PROMPT: Reproduce every record below exactly as written, leaving out any pictures.

PROVIDED INFORMATION:
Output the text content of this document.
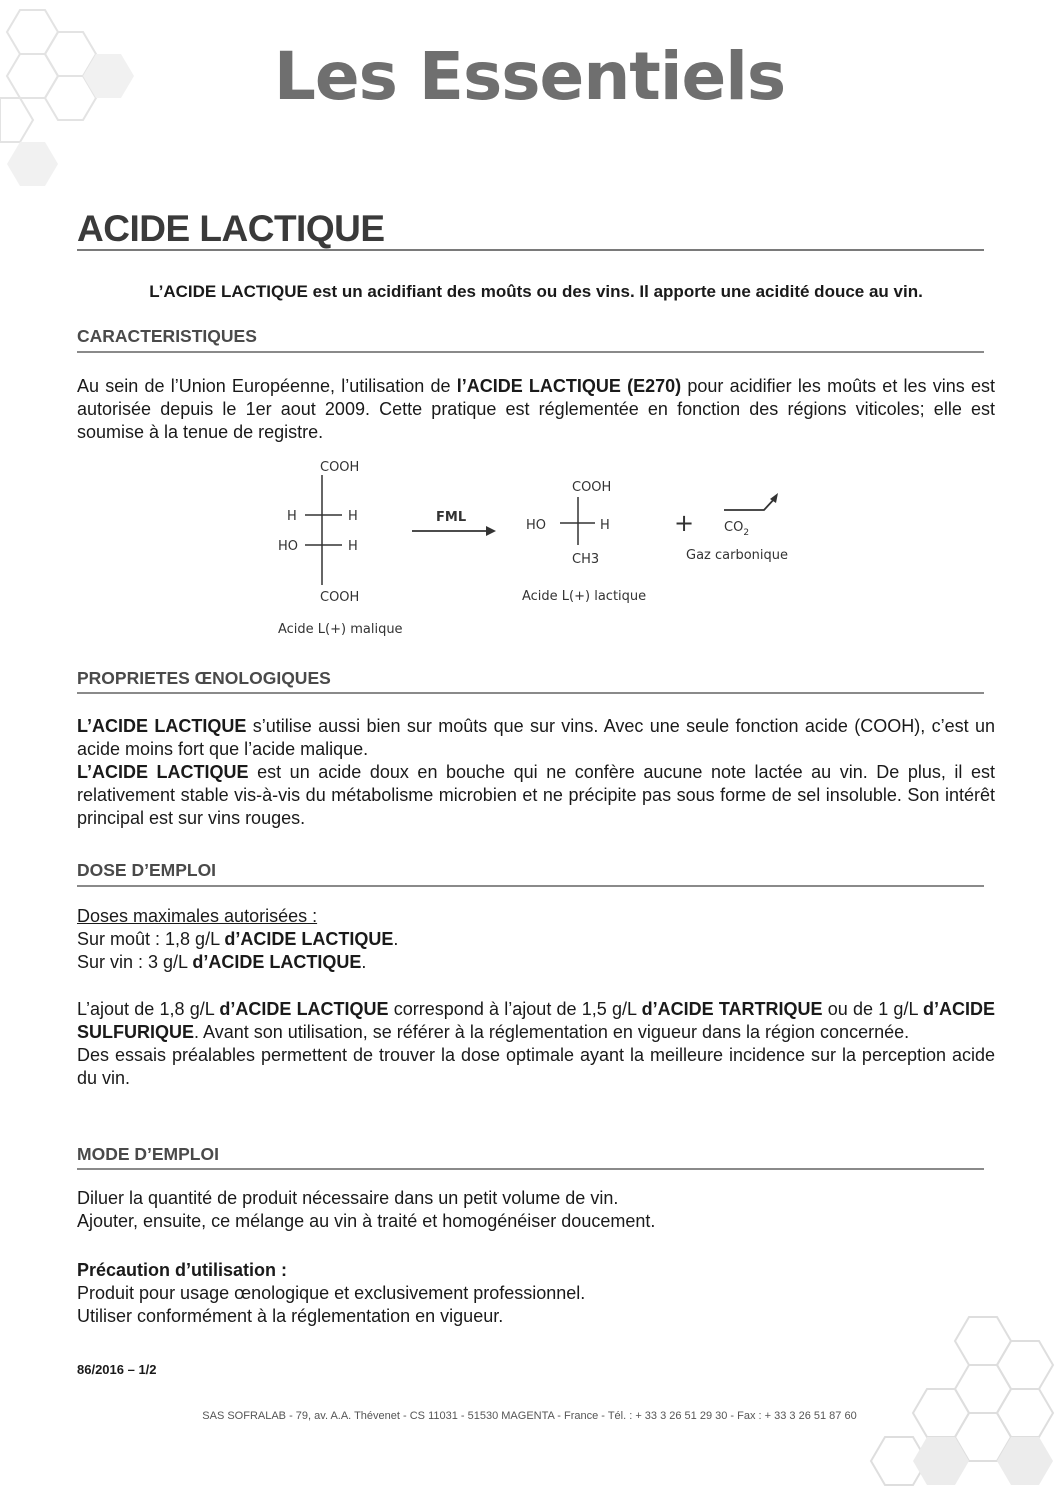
Les Essentiels
ACIDE LACTIQUE
L’ACIDE LACTIQUE est un acidifiant des moûts ou des vins. Il apporte une acidité douce au vin.
CARACTERISTIQUES

Au sein de l’Union Européenne, l’utilisation de l’ACIDE LACTIQUE (E270) pour acidifier les moûts et les vins est autorisée depuis le 1er aout 2009. Cette pratique est réglementée en fonction des régions viticoles; elle est soumise à la tenue de registre.

PROPRIETES ŒNOLOGIQUES

L’ACIDE LACTIQUE s’utilise aussi bien sur moûts que sur vins. Avec une seule fonction acide (COOH), c’est un acide moins fort que l’acide malique.

L’ACIDE LACTIQUE est un acide doux en bouche qui ne confère aucune note lactée au vin. De plus, il est relativement stable vis-à-vis du métabolisme microbien et ne précipite pas sous forme de sel insoluble. Son intérêt principal est sur vins rouges.

DOSE D’EMPLOI
Doses maximales autorisées :
Sur moût : 1,8 g/L d’ACIDE LACTIQUE.
Sur vin : 3 g/L d’ACIDE LACTIQUE.

L’ajout de 1,8 g/L d’ACIDE LACTIQUE correspond à l’ajout de 1,5 g/L d’ACIDE TARTRIQUE ou de 1 g/L d’ACIDE SULFURIQUE. Avant son utilisation, se référer à la réglementation en vigueur dans la région concernée.

Des essais préalables permettent de trouver la dose optimale ayant la meilleure incidence sur la perception acide du vin.

MODE D’EMPLOI
Diluer la quantité de produit nécessaire dans un petit volume de vin.
Ajouter, ensuite, ce mélange au vin à traité et homogénéiser doucement.
Précaution d’utilisation :
Produit pour usage œnologique et exclusivement professionnel.
Utiliser conformément à la réglementation en vigueur.
COOH
H	H
HO	H
COOH
Acide L(+) malique
FML
COOH
HO	H
CH3
Acide L(+) lactique
+ $CO_2$
Gaz carbonique
86/2016 – 1/2
SAS SOFRALAB - 79, av. A.A. Thévenet - CS 11031 - 51530 MAGENTA - France - Tél. : + 33 3 26 51 29 30 - Fax : + 33 3 26 51 87 60
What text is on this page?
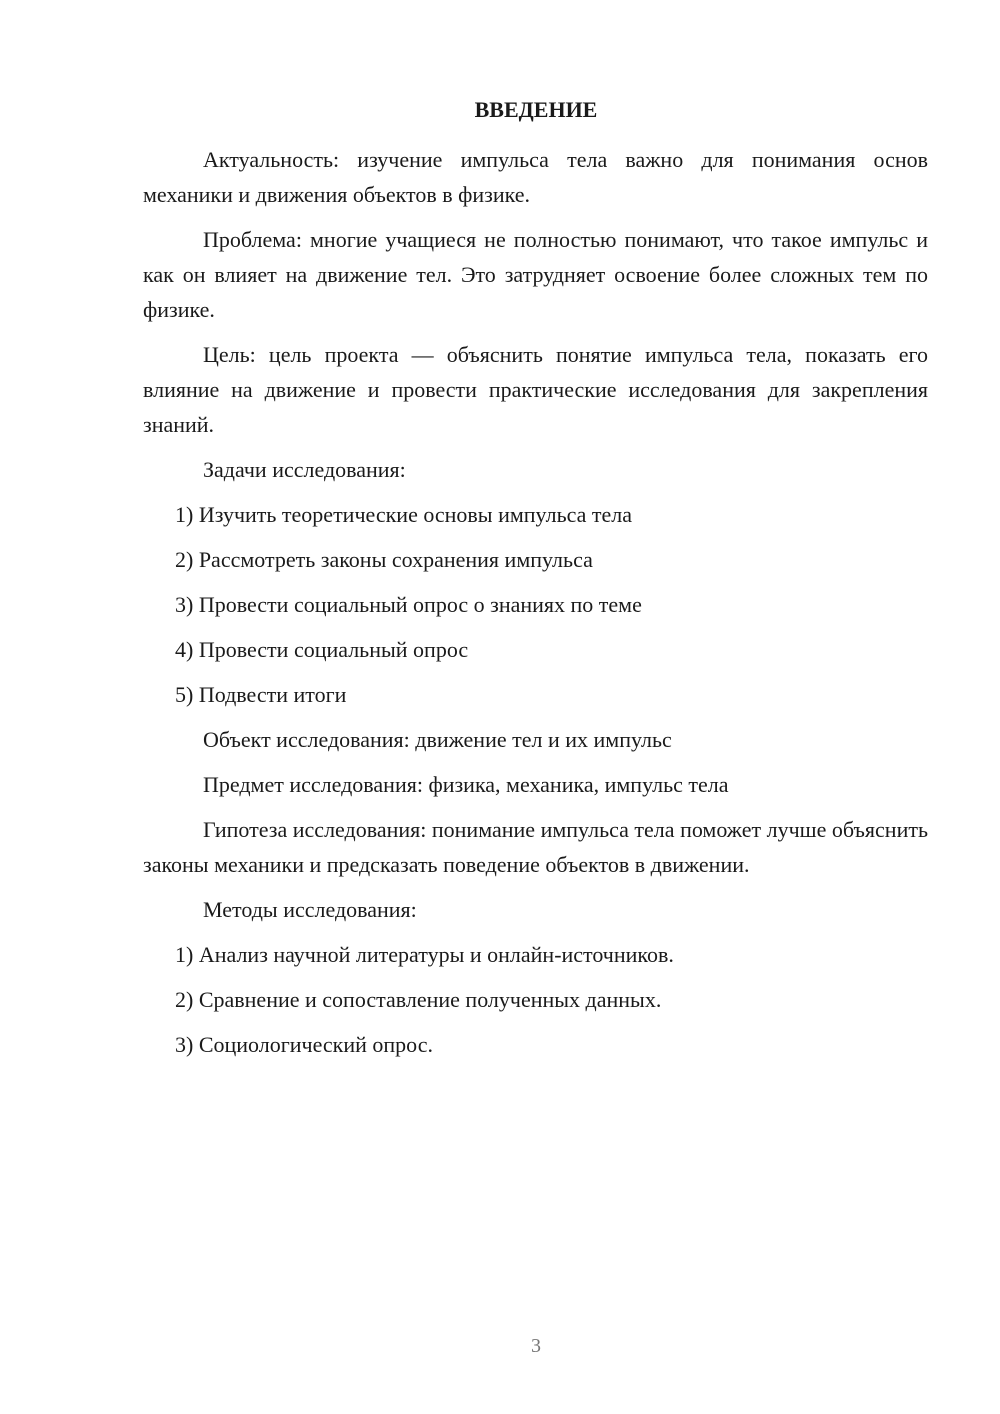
ВВЕДЕНИЕ

Актуальность: изучение импульса тела важно для понимания основ механики и движения объектов в физике.

Проблема: многие учащиеся не полностью понимают, что такое импульс и как он влияет на движение тел. Это затрудняет освоение более сложных тем по физике.

Цель: цель проекта — объяснить понятие импульса тела, показать его влияние на движение и провести практические исследования для закрепления знаний.

Задачи исследования:

1) Изучить теоретические основы импульса тела

2) Рассмотреть законы сохранения импульса

3) Провести социальный опрос о знаниях по теме

4) Провести социальный опрос

5) Подвести итоги

Объект исследования: движение тел и их импульс

Предмет исследования: физика, механика, импульс тела

Гипотеза исследования: понимание импульса тела поможет лучше объяснить законы механики и предсказать поведение объектов в движении.

Методы исследования:

1) Анализ научной литературы и онлайн-источников.

2) Сравнение и сопоставление полученных данных.

3) Социологический опрос.

3
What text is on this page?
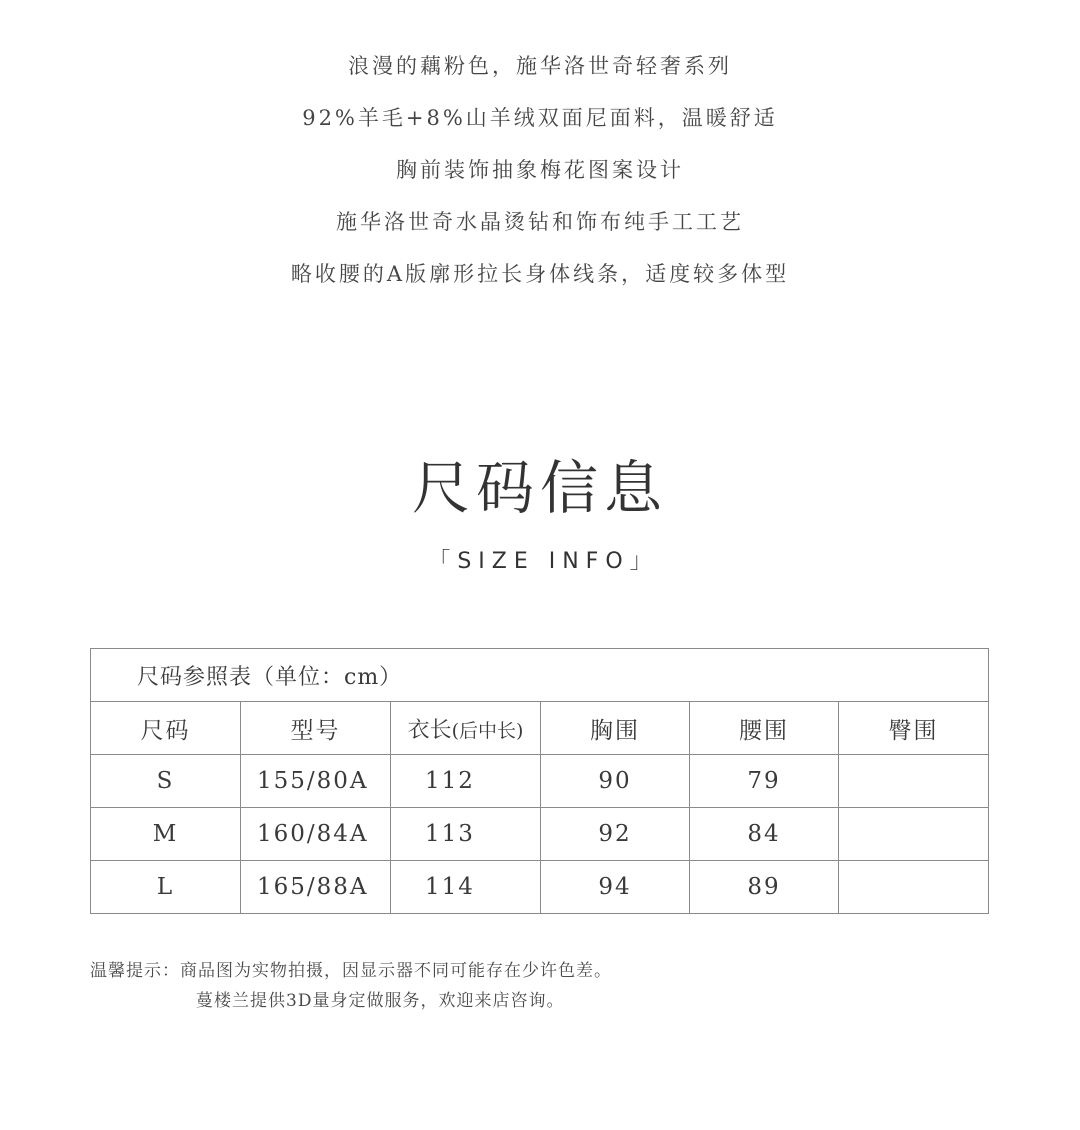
浪漫的藕粉色，施华洛世奇轻奢系列
92%羊毛+8%山羊绒双面尼面料，温暖舒适
胸前装饰抽象梅花图案设计
施华洛世奇水晶烫钻和饰布纯手工工艺
略收腰的A版廓形拉长身体线条，适度较多体型
尺码信息
「 S I Z E   I N F O 」
尺码参照表（单位：cm）					
尺码	型号	衣长(后中长)	胸围	腰围	臀围
S	155/80A	112	90	79	
M	160/84A	113	92	84	
L	165/88A	114	94	89	
温馨提示：商品图为实物拍摄，因显示器不同可能存在少许色差。
蔓楼兰提供3D量身定做服务，欢迎来店咨询。
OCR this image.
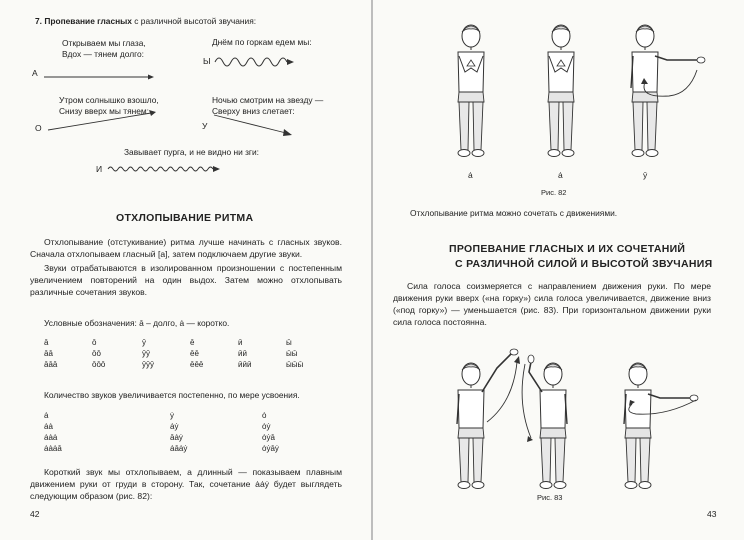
7. Пропевание гласных с различной высотой звучания:
Открываем мы глаза,
Вдох — тянем долго:
А
Днём по горкам едем мы:
Ы
Утром солнышко взошло,
Снизу вверх мы тянем:
О
Ночью смотрим на звезду —
Сверху вниз слетает:
У
Завывает пурга, и не видно ни зги:
И
ОТХЛОПЫВАНИЕ РИТМА
Отхлопывание (отстукивание) ритма лучше начинать с гласных звуков. Сначала отхлопываем гласный [а], затем подключаем другие звуки.
Звуки отрабатываются в изолированном произношении с постепенным увеличением повторений на один выдох. Затем можно отхлопывать различные сочетания звуков.
Условные обозначения: ā – долго, ȧ — коротко.
ā
āā
āāā
ō
ōō
ōōō
ȳ
ȳȳ
ȳȳȳ
ē
ēē
ēēē
ӣ
ӣӣ
ӣӣӣ
ы̄
ы̄ы̄
ы̄ы̄ы̄
Количество звуков увеличивается постепенно, по мере усвоения.
ȧ
ȧȧ
ȧȧȧ
ȧȧȧā
ẏ
ȧẏ
āȧẏ
ȧāȧẏ
ȯ
ȯẏ
ȯẏā
ȯẏāẏ
Короткий звук мы отхлопываем, а длинный — показываем плавным движением руки от груди в сторону. Так, сочетание ȧȧẏ будет выглядеть следующим образом (рис. 82):
42
ȧ	ȧ	ȳ
Рис. 82
Отхлопывание ритма можно сочетать с движениями.
ПРОПЕВАНИЕ ГЛАСНЫХ И ИХ СОЧЕТАНИЙ
С РАЗЛИЧНОЙ СИЛОЙ И ВЫСОТОЙ ЗВУЧАНИЯ
Сила голоса соизмеряется с направлением движения руки. По мере движения руки вверх («на горку») сила голоса увеличивается, движение вниз («под горку») — уменьшается (рис. 83). При горизонтальном движении руки сила голоса постоянна.
Рис. 83
43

ANSWER TO THIS TASK:
Output the text content of this document.
Les Essentiels
ACIDE LACTIQUE
L’ACIDE LACTIQUE est un acidifiant des moûts ou des vins. Il apporte une acidité douce au vin.
CARACTERISTIQUES

Au sein de l’Union Européenne, l’utilisation de l’ACIDE LACTIQUE (E270) pour acidifier les moûts et les vins est autorisée depuis le 1er aout 2009. Cette pratique est réglementée en fonction des régions viticoles; elle est soumise à la tenue de registre.

PROPRIETES ŒNOLOGIQUES

L’ACIDE LACTIQUE s’utilise aussi bien sur moûts que sur vins. Avec une seule fonction acide (COOH), c’est un acide moins fort que l’acide malique.

L’ACIDE LACTIQUE est un acide doux en bouche qui ne confère aucune note lactée au vin. De plus, il est relativement stable vis-à-vis du métabolisme microbien et ne précipite pas sous forme de sel insoluble. Son intérêt principal est sur vins rouges.

DOSE D’EMPLOI
Doses maximales autorisées :
Sur moût : 1,8 g/L d’ACIDE LACTIQUE.
Sur vin : 3 g/L d’ACIDE LACTIQUE.

L’ajout de 1,8 g/L d’ACIDE LACTIQUE correspond à l’ajout de 1,5 g/L d’ACIDE TARTRIQUE ou de 1 g/L d’ACIDE SULFURIQUE. Avant son utilisation, se référer à la réglementation en vigueur dans la région concernée.

Des essais préalables permettent de trouver la dose optimale ayant la meilleure incidence sur la perception acide du vin.

MODE D’EMPLOI
Diluer la quantité de produit nécessaire dans un petit volume de vin.
Ajouter, ensuite, ce mélange au vin à traité et homogénéiser doucement.
Précaution d’utilisation :
Produit pour usage œnologique et exclusivement professionnel.
Utiliser conformément à la réglementation en vigueur.
COOH
H	H
HO	H
COOH
Acide L(+) malique
FML
COOH
HO	H
CH3
Acide L(+) lactique
+ $CO_2$
Gaz carbonique
86/2016 – 1/2
SAS SOFRALAB - 79, av. A.A. Thévenet - CS 11031 - 51530 MAGENTA - France - Tél. : + 33 3 26 51 29 30 - Fax : + 33 3 26 51 87 60
What text is on this page?
ВВЕДЕНИЕ

Актуальность: изучение импульса тела важно для понимания основ механики и движения объектов в физике.

Проблема: многие учащиеся не полностью понимают, что такое импульс и как он влияет на движение тел. Это затрудняет освоение более сложных тем по физике.

Цель: цель проекта — объяснить понятие импульса тела, показать его влияние на движение и провести практические исследования для закрепления знаний.

Задачи исследования:

1) Изучить теоретические основы импульса тела

2) Рассмотреть законы сохранения импульса

3) Провести социальный опрос о знаниях по теме

4) Провести социальный опрос

5) Подвести итоги

Объект исследования: движение тел и их импульс

Предмет исследования: физика, механика, импульс тела

Гипотеза исследования: понимание импульса тела поможет лучше объяснить законы механики и предсказать поведение объектов в движении.

Методы исследования:

1) Анализ научной литературы и онлайн-источников.

2) Сравнение и сопоставление полученных данных.

3) Социологический опрос.

3
What text is on this page?
浪漫的藕粉色，施华洛世奇轻奢系列
92%羊毛+8%山羊绒双面尼面料，温暖舒适
胸前装饰抽象梅花图案设计
施华洛世奇水晶烫钻和饰布纯手工工艺
略收腰的A版廓形拉长身体线条，适度较多体型
尺码信息
「 S I Z E   I N F O 」
尺码参照表（单位：cm）					
尺码	型号	衣长(后中长)	胸围	腰围	臀围
S	155/80A	112	90	79	
M	160/84A	113	92	84	
L	165/88A	114	94	89	
温馨提示：商品图为实物拍摄，因显示器不同可能存在少许色差。
蔓楼兰提供3D量身定做服务，欢迎来店咨询。
OCR this image.
7. Пропевание гласных с различной высотой звучания:
Открываем мы глаза,
Вдох — тянем долго:
А
Днём по горкам едем мы:
Ы
Утром солнышко взошло,
Снизу вверх мы тянем:
О
Ночью смотрим на звезду —
Сверху вниз слетает:
У
Завывает пурга, и не видно ни зги:
И
ОТХЛОПЫВАНИЕ РИТМА
Отхлопывание (отстукивание) ритма лучше начинать с гласных звуков. Сначала отхлопываем гласный [а], затем подключаем другие звуки.
Звуки отрабатываются в изолированном произношении с постепенным увеличением повторений на один выдох. Затем можно отхлопывать различные сочетания звуков.
Условные обозначения: ā – долго, ȧ — коротко.
ā
āā
āāā
ō
ōō
ōōō
ȳ
ȳȳ
ȳȳȳ
ē
ēē
ēēē
ӣ
ӣӣ
ӣӣӣ
ы̄
ы̄ы̄
ы̄ы̄ы̄
Количество звуков увеличивается постепенно, по мере усвоения.
ȧ
ȧȧ
ȧȧȧ
ȧȧȧā
ẏ
ȧẏ
āȧẏ
ȧāȧẏ
ȯ
ȯẏ
ȯẏā
ȯẏāẏ
Короткий звук мы отхлопываем, а длинный — показываем плавным движением руки от груди в сторону. Так, сочетание ȧȧẏ будет выглядеть следующим образом (рис. 82):
42
ȧ	ȧ	ȳ
Рис. 82
Отхлопывание ритма можно сочетать с движениями.
ПРОПЕВАНИЕ ГЛАСНЫХ И ИХ СОЧЕТАНИЙ
С РАЗЛИЧНОЙ СИЛОЙ И ВЫСОТОЙ ЗВУЧАНИЯ
Сила голоса соизмеряется с направлением движения руки. По мере движения руки вверх («на горку») сила голоса увеличивается, движение вниз («под горку») — уменьшается (рис. 83). При горизонтальном движении руки сила голоса постоянна.
Рис. 83
43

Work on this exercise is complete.